-- START DATASET ROWS --

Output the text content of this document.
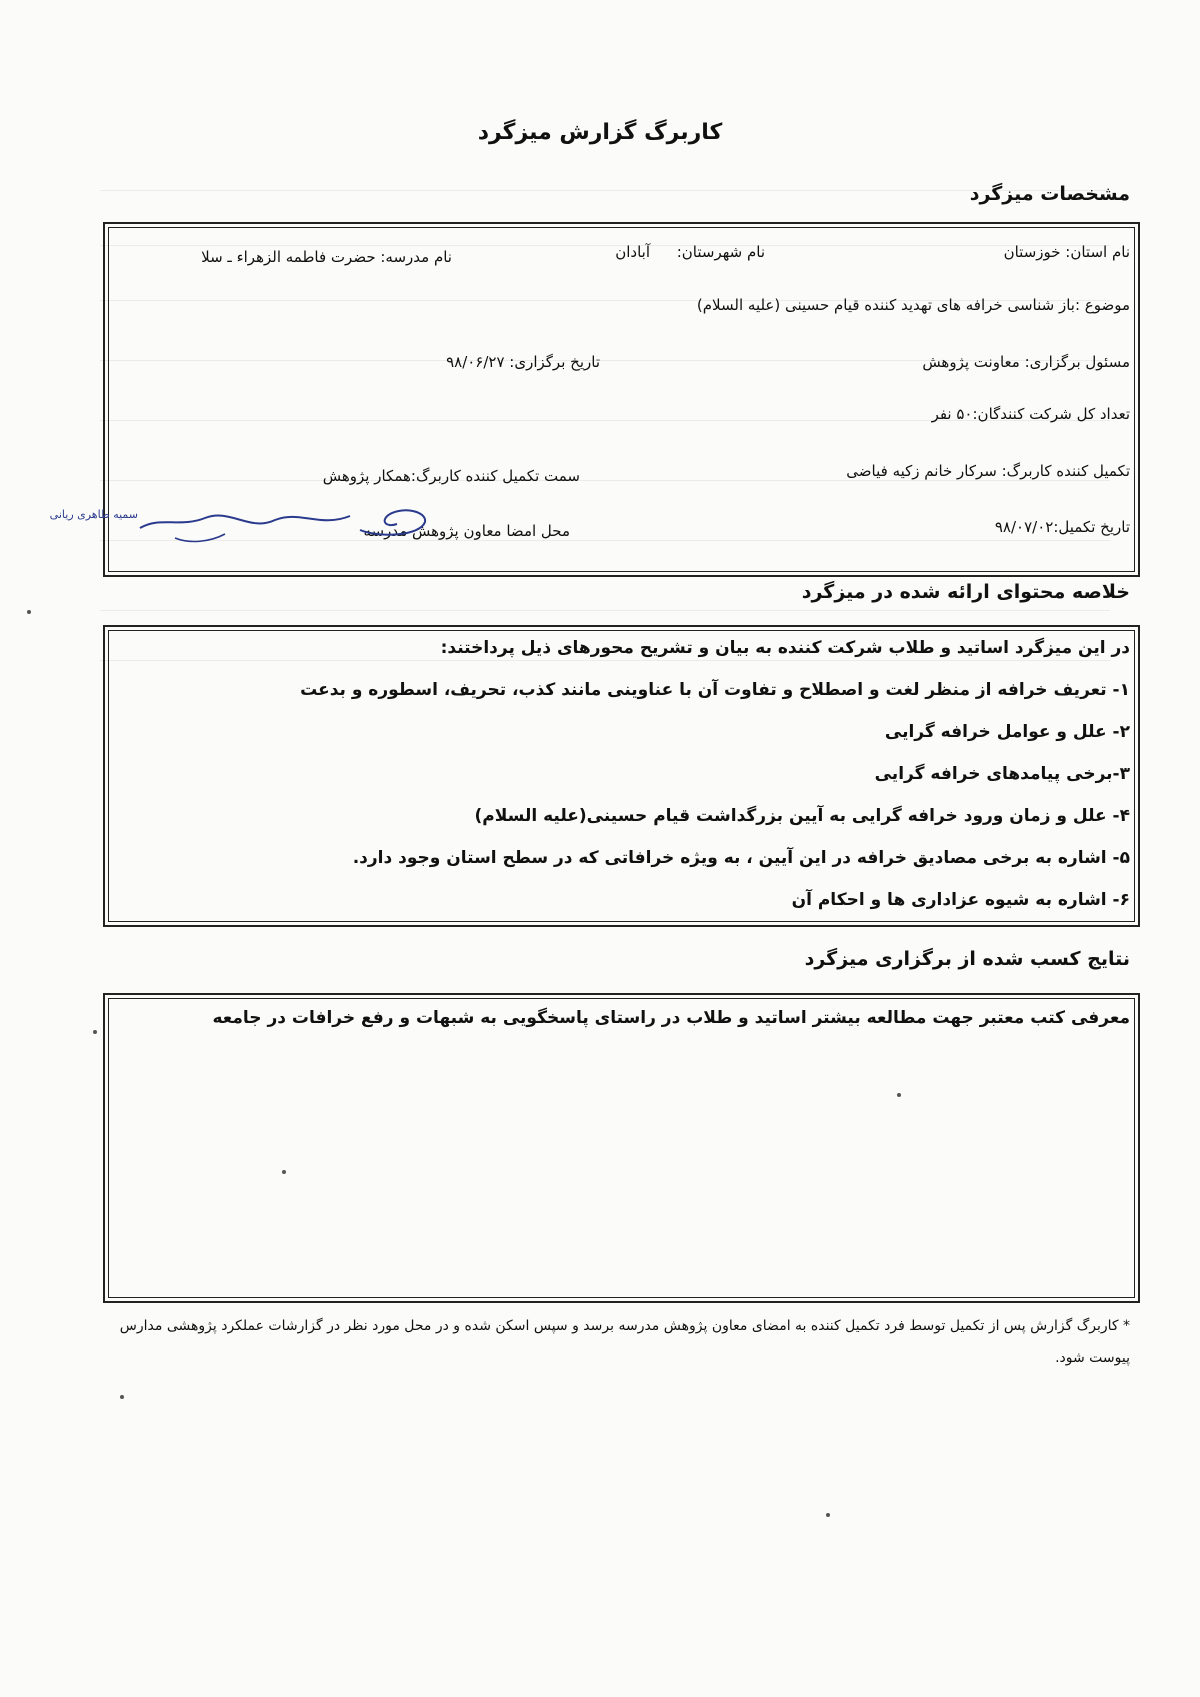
کاربرگ گزارش میزگرد
مشخصات میزگرد
نام استان: خوزستان
نام شهرستان:
آبادان
نام مدرسه: حضرت فاطمه الزهراء ـ سلا
موضوع :باز شناسی خرافه های تهدید کننده قیام حسینی (علیه السلام)
مسئول برگزاری: معاونت پژوهش
تاریخ برگزاری: ۹۸/۰۶/۲۷
تعداد کل شرکت کنندگان:۵۰ نفر
تکمیل کننده کاربرگ: سرکار خانم زکیه فیاضی
سمت تکمیل کننده کاربرگ:همکار پژوهش
تاریخ تکمیل:۹۸/۰۷/۰۲
محل امضا معاون پژوهش مدرسه
سمیه طاهری ریانی
خلاصه محتوای ارائه شده در میزگرد
در این میزگرد اساتید و طلاب شرکت کننده به بیان و تشریح محورهای ذیل پرداختند:
۱- تعریف خرافه از منظر لغت و اصطلاح و تفاوت آن با عناوینی مانند کذب، تحریف، اسطوره و بدعت
۲- علل و عوامل خرافه گرایی
۳-برخی پیامدهای خرافه گرایی
۴- علل و زمان ورود خرافه گرایی به آیین بزرگداشت قیام حسینی(علیه السلام)
۵- اشاره به برخی مصادیق خرافه در این آیین ، به ویژه خرافاتی که در سطح استان وجود دارد.
۶- اشاره به شیوه عزاداری ها و احکام آن
نتایج کسب شده از برگزاری میزگرد
معرفی کتب معتبر جهت مطالعه بیشتر اساتید و طلاب در راستای پاسخگویی به شبهات و رفع خرافات در جامعه
* کاربرگ گزارش پس از تکمیل توسط فرد تکمیل کننده به امضای معاون پژوهش مدرسه برسد و سپس اسکن شده و در محل مورد نظر در گزارشات عملکرد پژوهشی مدارس پیوست شود.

-- END DATASET ROWS --

Word for word, quote the lines above. Omit the pictures.

Output the text content of this document.
کاربرگ گزارش میزگرد
مشخصات میزگرد
نام استان: خوزستان
نام شهرستان:
آبادان
نام مدرسه: حضرت فاطمه الزهراء ـ سلا
موضوع :باز شناسی خرافه های تهدید کننده قیام حسینی (علیه السلام)
مسئول برگزاری: معاونت پژوهش
تاریخ برگزاری: ۹۸/۰۶/۲۷
تعداد کل شرکت کنندگان:۵۰ نفر
تکمیل کننده کاربرگ: سرکار خانم زکیه فیاضی
سمت تکمیل کننده کاربرگ:همکار پژوهش
تاریخ تکمیل:۹۸/۰۷/۰۲
محل امضا معاون پژوهش مدرسه
سمیه طاهری ریانی
خلاصه محتوای ارائه شده در میزگرد
در این میزگرد اساتید و طلاب شرکت کننده به بیان و تشریح محورهای ذیل پرداختند:
۱- تعریف خرافه از منظر لغت و اصطلاح و تفاوت آن با عناوینی مانند کذب، تحریف، اسطوره و بدعت
۲- علل و عوامل خرافه گرایی
۳-برخی پیامدهای خرافه گرایی
۴- علل و زمان ورود خرافه گرایی به آیین بزرگداشت قیام حسینی(علیه السلام)
۵- اشاره به برخی مصادیق خرافه در این آیین ، به ویژه خرافاتی که در سطح استان وجود دارد.
۶- اشاره به شیوه عزاداری ها و احکام آن
نتایج کسب شده از برگزاری میزگرد
معرفی کتب معتبر جهت مطالعه بیشتر اساتید و طلاب در راستای پاسخگویی به شبهات و رفع خرافات در جامعه
* کاربرگ گزارش پس از تکمیل توسط فرد تکمیل کننده به امضای معاون پژوهش مدرسه برسد و سپس اسکن شده و در محل مورد نظر در گزارشات عملکرد پژوهشی مدارس پیوست شود.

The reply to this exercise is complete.